------ STORED DATA ------
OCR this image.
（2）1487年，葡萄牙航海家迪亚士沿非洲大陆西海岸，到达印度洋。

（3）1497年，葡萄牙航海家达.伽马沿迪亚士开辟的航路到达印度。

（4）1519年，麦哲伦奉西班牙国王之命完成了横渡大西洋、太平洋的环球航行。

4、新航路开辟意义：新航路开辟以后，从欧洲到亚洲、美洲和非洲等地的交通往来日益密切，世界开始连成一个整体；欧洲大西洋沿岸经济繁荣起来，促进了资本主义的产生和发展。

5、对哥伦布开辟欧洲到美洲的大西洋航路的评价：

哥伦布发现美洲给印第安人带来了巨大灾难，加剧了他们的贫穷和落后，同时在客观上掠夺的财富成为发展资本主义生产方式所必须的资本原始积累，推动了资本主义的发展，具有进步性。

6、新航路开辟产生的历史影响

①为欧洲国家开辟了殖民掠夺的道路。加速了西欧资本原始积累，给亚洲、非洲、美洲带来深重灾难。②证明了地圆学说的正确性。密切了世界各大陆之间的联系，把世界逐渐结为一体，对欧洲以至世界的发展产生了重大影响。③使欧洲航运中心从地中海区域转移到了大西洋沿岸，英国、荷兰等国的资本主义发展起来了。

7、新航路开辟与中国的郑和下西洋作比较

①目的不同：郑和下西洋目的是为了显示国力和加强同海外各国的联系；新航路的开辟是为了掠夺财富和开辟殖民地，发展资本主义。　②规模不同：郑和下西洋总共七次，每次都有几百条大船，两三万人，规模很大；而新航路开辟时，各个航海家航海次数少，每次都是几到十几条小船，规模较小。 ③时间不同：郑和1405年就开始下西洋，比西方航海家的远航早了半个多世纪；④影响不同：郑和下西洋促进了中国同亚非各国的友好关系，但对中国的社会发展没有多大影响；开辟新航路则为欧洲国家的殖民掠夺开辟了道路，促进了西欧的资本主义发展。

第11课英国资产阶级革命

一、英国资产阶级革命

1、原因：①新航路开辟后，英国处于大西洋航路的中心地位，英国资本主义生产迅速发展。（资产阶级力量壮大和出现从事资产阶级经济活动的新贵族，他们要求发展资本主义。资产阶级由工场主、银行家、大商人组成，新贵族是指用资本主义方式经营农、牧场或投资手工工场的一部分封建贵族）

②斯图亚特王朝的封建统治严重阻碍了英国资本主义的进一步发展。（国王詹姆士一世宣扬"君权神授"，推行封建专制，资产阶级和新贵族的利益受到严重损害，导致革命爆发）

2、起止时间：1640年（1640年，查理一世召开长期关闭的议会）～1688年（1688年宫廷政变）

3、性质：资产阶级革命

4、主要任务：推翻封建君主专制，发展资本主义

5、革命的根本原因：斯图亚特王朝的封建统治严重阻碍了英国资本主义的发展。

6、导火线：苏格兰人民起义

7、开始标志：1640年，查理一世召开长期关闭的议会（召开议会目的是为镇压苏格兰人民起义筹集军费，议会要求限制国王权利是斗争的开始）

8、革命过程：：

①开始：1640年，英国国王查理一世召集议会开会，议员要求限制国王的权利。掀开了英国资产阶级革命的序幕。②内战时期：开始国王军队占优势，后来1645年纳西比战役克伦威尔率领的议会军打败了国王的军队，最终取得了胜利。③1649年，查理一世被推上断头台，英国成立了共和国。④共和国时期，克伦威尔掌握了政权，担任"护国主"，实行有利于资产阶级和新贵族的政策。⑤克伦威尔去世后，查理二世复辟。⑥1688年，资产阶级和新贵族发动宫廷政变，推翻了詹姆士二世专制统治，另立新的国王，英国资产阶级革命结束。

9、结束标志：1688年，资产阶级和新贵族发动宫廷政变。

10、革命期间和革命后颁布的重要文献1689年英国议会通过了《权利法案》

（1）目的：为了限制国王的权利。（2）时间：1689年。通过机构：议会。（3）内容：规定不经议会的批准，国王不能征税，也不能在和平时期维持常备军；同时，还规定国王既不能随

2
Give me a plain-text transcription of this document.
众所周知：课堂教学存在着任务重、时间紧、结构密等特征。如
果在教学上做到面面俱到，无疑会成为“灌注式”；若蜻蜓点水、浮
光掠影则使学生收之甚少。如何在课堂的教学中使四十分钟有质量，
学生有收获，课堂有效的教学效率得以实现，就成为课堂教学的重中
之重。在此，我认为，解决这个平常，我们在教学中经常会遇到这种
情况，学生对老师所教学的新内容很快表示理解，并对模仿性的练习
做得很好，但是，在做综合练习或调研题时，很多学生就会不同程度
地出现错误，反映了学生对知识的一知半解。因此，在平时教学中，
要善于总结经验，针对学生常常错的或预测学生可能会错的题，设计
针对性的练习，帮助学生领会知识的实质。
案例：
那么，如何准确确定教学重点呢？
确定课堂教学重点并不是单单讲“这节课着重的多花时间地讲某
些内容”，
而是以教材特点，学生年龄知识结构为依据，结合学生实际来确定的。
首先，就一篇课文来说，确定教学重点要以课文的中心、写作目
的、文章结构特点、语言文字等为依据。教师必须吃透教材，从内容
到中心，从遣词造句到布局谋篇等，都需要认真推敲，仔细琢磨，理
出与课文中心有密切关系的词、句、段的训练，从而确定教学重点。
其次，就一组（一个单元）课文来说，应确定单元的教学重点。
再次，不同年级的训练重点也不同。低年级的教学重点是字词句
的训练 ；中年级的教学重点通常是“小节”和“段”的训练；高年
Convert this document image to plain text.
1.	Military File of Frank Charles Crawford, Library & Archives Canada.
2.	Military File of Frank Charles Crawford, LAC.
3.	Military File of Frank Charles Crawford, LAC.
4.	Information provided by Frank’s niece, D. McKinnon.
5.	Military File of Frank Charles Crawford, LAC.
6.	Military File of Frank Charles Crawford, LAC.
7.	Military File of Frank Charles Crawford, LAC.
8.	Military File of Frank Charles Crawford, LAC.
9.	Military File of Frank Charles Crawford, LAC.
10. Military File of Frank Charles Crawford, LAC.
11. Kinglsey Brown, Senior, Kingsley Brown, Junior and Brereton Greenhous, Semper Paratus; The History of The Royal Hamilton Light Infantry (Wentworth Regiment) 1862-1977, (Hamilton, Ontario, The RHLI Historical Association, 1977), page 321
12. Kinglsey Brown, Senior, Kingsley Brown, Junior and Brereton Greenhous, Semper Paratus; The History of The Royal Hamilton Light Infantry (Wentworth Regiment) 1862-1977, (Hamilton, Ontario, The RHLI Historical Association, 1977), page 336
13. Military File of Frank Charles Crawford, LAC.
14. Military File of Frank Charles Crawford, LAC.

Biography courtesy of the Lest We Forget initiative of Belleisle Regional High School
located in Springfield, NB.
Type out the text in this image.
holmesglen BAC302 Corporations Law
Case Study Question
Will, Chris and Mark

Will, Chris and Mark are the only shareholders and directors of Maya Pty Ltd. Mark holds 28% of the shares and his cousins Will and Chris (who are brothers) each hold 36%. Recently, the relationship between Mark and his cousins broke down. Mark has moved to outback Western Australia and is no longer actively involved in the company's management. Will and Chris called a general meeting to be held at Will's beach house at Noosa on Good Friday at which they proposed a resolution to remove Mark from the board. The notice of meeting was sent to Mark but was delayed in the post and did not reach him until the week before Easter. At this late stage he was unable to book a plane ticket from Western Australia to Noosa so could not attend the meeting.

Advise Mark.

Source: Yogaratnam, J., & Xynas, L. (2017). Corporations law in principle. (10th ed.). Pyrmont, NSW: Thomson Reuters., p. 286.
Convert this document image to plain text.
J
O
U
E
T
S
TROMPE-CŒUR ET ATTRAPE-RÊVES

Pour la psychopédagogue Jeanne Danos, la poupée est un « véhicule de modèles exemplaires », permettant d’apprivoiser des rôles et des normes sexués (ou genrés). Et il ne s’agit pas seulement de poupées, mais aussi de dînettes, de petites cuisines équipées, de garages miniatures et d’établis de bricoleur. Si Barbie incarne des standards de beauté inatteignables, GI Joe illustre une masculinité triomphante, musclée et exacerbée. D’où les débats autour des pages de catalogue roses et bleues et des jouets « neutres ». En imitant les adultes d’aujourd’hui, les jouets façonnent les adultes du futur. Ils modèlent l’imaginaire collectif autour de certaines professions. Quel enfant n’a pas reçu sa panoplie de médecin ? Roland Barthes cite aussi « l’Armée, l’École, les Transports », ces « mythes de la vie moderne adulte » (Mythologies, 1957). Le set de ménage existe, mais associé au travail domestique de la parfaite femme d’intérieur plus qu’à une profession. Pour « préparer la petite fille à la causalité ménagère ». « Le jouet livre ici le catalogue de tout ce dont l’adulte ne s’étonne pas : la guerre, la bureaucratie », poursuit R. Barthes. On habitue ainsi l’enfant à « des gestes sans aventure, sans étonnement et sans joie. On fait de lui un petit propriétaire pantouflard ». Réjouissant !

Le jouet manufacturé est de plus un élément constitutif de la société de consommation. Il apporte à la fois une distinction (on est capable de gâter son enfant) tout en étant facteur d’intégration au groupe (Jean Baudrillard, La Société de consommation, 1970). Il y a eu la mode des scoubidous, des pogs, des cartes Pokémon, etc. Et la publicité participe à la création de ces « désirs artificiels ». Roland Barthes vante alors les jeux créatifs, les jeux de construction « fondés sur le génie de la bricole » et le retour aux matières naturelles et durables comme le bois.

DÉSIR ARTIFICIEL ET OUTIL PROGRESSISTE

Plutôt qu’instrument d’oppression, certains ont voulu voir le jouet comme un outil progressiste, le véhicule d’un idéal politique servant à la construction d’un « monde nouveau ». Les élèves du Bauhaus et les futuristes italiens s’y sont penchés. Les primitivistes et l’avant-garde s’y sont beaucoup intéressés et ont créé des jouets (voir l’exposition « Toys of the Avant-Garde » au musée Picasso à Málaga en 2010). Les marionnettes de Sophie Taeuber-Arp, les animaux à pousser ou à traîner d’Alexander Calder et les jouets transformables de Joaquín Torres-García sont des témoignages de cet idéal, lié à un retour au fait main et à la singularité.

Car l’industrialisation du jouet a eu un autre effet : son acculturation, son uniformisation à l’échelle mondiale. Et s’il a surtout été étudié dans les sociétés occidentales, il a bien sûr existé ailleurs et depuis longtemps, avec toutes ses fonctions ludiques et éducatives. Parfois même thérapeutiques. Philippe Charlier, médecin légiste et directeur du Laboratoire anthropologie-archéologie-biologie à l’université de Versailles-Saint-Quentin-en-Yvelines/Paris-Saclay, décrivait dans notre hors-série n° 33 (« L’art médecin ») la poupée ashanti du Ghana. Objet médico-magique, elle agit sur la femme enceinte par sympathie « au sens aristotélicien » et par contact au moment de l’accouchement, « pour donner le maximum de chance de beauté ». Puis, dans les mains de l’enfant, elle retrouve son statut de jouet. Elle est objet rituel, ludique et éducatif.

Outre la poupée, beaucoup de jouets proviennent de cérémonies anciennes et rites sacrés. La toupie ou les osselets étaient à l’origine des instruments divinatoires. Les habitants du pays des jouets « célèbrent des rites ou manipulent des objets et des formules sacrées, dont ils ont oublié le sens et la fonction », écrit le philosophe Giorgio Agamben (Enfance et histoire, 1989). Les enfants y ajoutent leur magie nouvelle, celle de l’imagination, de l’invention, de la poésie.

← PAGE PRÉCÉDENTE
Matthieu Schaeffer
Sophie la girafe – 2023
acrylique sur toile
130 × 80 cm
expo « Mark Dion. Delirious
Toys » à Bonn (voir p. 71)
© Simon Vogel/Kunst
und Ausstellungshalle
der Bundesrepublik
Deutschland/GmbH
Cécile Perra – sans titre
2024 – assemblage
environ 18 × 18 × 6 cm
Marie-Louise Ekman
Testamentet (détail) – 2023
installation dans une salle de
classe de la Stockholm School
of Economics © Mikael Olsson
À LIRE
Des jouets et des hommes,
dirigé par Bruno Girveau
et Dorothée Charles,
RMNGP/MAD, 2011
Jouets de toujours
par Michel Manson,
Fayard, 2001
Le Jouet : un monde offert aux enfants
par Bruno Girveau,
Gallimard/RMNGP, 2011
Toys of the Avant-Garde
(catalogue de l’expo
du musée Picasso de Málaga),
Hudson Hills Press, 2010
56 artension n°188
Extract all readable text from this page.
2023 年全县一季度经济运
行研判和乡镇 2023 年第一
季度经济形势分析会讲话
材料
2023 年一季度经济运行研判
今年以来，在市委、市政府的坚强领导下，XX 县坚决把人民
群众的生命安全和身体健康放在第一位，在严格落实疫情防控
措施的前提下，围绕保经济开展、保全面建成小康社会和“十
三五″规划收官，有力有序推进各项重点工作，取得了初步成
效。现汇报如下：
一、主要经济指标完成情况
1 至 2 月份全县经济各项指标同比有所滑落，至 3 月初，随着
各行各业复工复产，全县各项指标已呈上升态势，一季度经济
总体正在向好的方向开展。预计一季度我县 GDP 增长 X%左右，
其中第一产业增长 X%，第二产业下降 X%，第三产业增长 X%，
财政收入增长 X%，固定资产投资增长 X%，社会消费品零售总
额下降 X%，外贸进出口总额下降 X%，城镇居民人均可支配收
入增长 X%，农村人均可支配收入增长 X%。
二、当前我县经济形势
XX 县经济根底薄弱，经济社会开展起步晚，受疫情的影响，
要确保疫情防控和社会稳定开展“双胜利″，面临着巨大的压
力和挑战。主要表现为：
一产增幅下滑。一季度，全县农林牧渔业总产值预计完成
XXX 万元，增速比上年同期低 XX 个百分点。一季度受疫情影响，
------
STATED EXERCISE: Look above for every line with the word "enfants" and copy it.

ANSWER TO THIS TASK:
Outre la poupée, beaucoup de jouets proviennent de cérémonies anciennes et rites sacrés. La toupie ou les osselets étaient à l’origine des instruments divinatoires. Les habitants du pays des jouets « célèbrent des rites ou manipulent des objets et des formules sacrées, dont ils ont oublié le sens et la fonction », écrit le philosophe Giorgio Agamben (Enfance et histoire, 1989). Les enfants y ajoutent leur magie nouvelle, celle de l’imagination, de l’invention, de la poésie.
Le Jouet : un monde offert aux enfants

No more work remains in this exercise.